■ **INPUT**
○ ○ ○ ○ ○

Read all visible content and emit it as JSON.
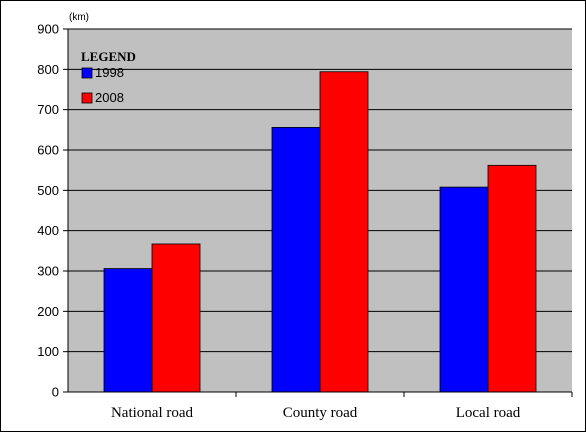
{
  "chart_data": {
    "type": "bar",
    "title": "",
    "xlabel": "",
    "ylabel": "",
    "unit_label": "(km)",
    "legend_title": "LEGEND",
    "legend_position": "top-left",
    "grid": true,
    "ylim": [
      0,
      900
    ],
    "yticks": [
      0,
      100,
      200,
      300,
      400,
      500,
      600,
      700,
      800,
      900
    ],
    "categories": [
      "National road",
      "County road",
      "Local road"
    ],
    "series": [
      {
        "name": "1998",
        "color": "#0000ff",
        "values": [
          306,
          656,
          508
        ]
      },
      {
        "name": "2008",
        "color": "#ff0000",
        "values": [
          367,
          794,
          562
        ]
      }
    ],
    "plot_background": "#c0c0c0"
  }
}
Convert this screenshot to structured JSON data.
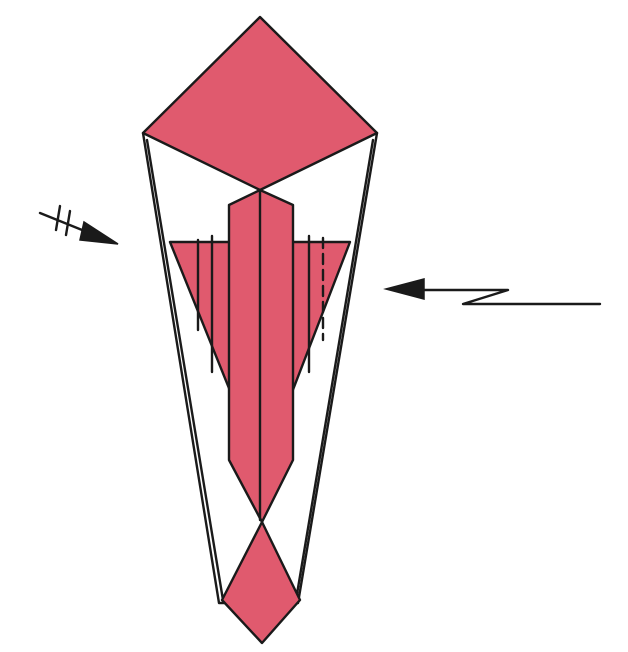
{
  "diagram": {
    "colors": {
      "paper_front": "#e05a6e",
      "paper_back": "#ffffff",
      "ink": "#1a1a1a",
      "background": "#ffffff"
    },
    "symbols": {
      "left_arrow": "fold-under-arrow-icon",
      "right_arrow": "zigzag-pleat-arrow-icon"
    }
  }
}
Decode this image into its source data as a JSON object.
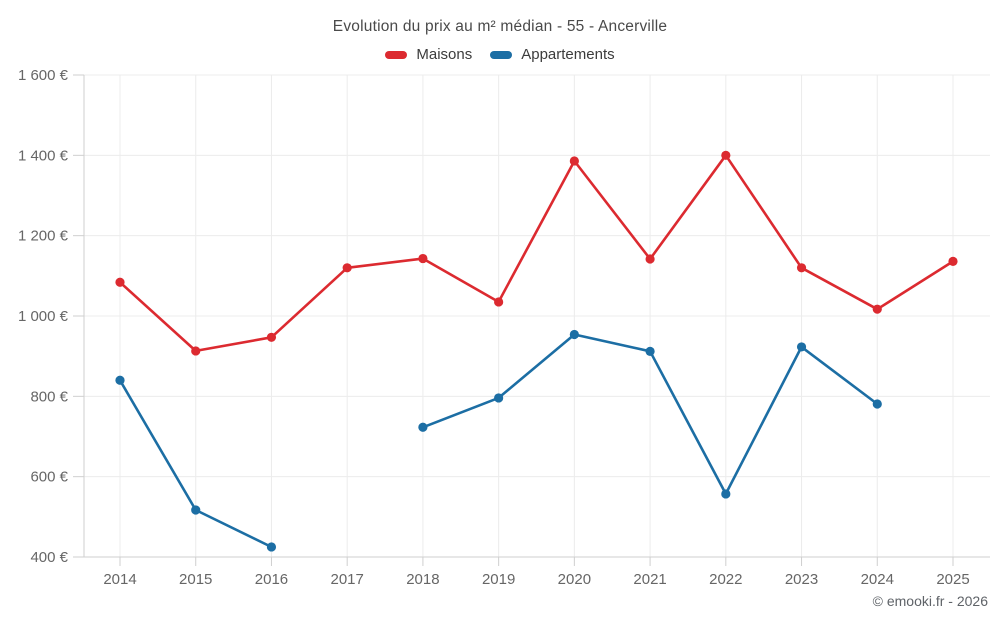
{
  "chart": {
    "title": "Evolution du prix au m² médian - 55 - Ancerville"
  },
  "legend": {
    "items": [
      {
        "label": "Maisons",
        "color": "#dc2a30"
      },
      {
        "label": "Appartements",
        "color": "#1c6ea4"
      }
    ]
  },
  "footer": {
    "copyright": "© emooki.fr - 2026"
  },
  "colors": {
    "maisons": "#dc2a30",
    "appartements": "#1c6ea4",
    "gridline": "#ececec",
    "axis_line": "#cfcfcf",
    "tick_text": "#666666",
    "title_text": "#4a4a4a"
  },
  "chart_data": {
    "type": "line",
    "title": "Evolution du prix au m² médian - 55 - Ancerville",
    "x": [
      "2014",
      "2015",
      "2016",
      "2017",
      "2018",
      "2019",
      "2020",
      "2021",
      "2022",
      "2023",
      "2024",
      "2025"
    ],
    "series": [
      {
        "name": "Maisons",
        "color": "#dc2a30",
        "values": [
          1084,
          913,
          947,
          1120,
          1143,
          1035,
          1386,
          1142,
          1400,
          1120,
          1017,
          1136
        ]
      },
      {
        "name": "Appartements",
        "color": "#1c6ea4",
        "values": [
          840,
          517,
          425,
          null,
          723,
          796,
          954,
          912,
          557,
          923,
          781,
          null
        ]
      }
    ],
    "ylim": [
      400,
      1600
    ],
    "yticks": [
      400,
      600,
      800,
      1000,
      1200,
      1400,
      1600
    ],
    "ytick_labels": [
      "400 €",
      "600 €",
      "800 €",
      "1 000 €",
      "1 200 €",
      "1 400 €",
      "1 600 €"
    ],
    "y_unit": "€",
    "grid": true,
    "legend_position": "top",
    "annotations": [
      "© emooki.fr - 2026"
    ]
  }
}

○ ○ ○ ○ ○

■ **PROMPT**
Repeat all the records above exactly, leaving out any pictures.

■ **TASK OUTPUT**
Read all visible content and emit it as JSON.
{
  "chart_data": {
    "type": "bar",
    "title": "",
    "xlabel": "",
    "ylabel": "",
    "unit_label": "(km)",
    "legend_title": "LEGEND",
    "legend_position": "top-left",
    "grid": true,
    "ylim": [
      0,
      900
    ],
    "yticks": [
      0,
      100,
      200,
      300,
      400,
      500,
      600,
      700,
      800,
      900
    ],
    "categories": [
      "National road",
      "County road",
      "Local road"
    ],
    "series": [
      {
        "name": "1998",
        "color": "#0000ff",
        "values": [
          306,
          656,
          508
        ]
      },
      {
        "name": "2008",
        "color": "#ff0000",
        "values": [
          367,
          794,
          562
        ]
      }
    ],
    "plot_background": "#c0c0c0"
  }
}
Convert this screenshot to structured JSON data.
{
  "diagram": {
    "colors": {
      "paper_front": "#e05a6e",
      "paper_back": "#ffffff",
      "ink": "#1a1a1a",
      "background": "#ffffff"
    },
    "symbols": {
      "left_arrow": "fold-under-arrow-icon",
      "right_arrow": "zigzag-pleat-arrow-icon"
    }
  }
}
Decode this image into its source data as a JSON object.
{
  "chart": {
    "title": "Evolution du prix au m² médian - 55 - Ancerville"
  },
  "legend": {
    "items": [
      {
        "label": "Maisons",
        "color": "#dc2a30"
      },
      {
        "label": "Appartements",
        "color": "#1c6ea4"
      }
    ]
  },
  "footer": {
    "copyright": "© emooki.fr - 2026"
  },
  "colors": {
    "maisons": "#dc2a30",
    "appartements": "#1c6ea4",
    "gridline": "#ececec",
    "axis_line": "#cfcfcf",
    "tick_text": "#666666",
    "title_text": "#4a4a4a"
  },
  "chart_data": {
    "type": "line",
    "title": "Evolution du prix au m² médian - 55 - Ancerville",
    "x": [
      "2014",
      "2015",
      "2016",
      "2017",
      "2018",
      "2019",
      "2020",
      "2021",
      "2022",
      "2023",
      "2024",
      "2025"
    ],
    "series": [
      {
        "name": "Maisons",
        "color": "#dc2a30",
        "values": [
          1084,
          913,
          947,
          1120,
          1143,
          1035,
          1386,
          1142,
          1400,
          1120,
          1017,
          1136
        ]
      },
      {
        "name": "Appartements",
        "color": "#1c6ea4",
        "values": [
          840,
          517,
          425,
          null,
          723,
          796,
          954,
          912,
          557,
          923,
          781,
          null
        ]
      }
    ],
    "ylim": [
      400,
      1600
    ],
    "yticks": [
      400,
      600,
      800,
      1000,
      1200,
      1400,
      1600
    ],
    "ytick_labels": [
      "400 €",
      "600 €",
      "800 €",
      "1 000 €",
      "1 200 €",
      "1 400 €",
      "1 600 €"
    ],
    "y_unit": "€",
    "grid": true,
    "legend_position": "top",
    "annotations": [
      "© emooki.fr - 2026"
    ]
  }
}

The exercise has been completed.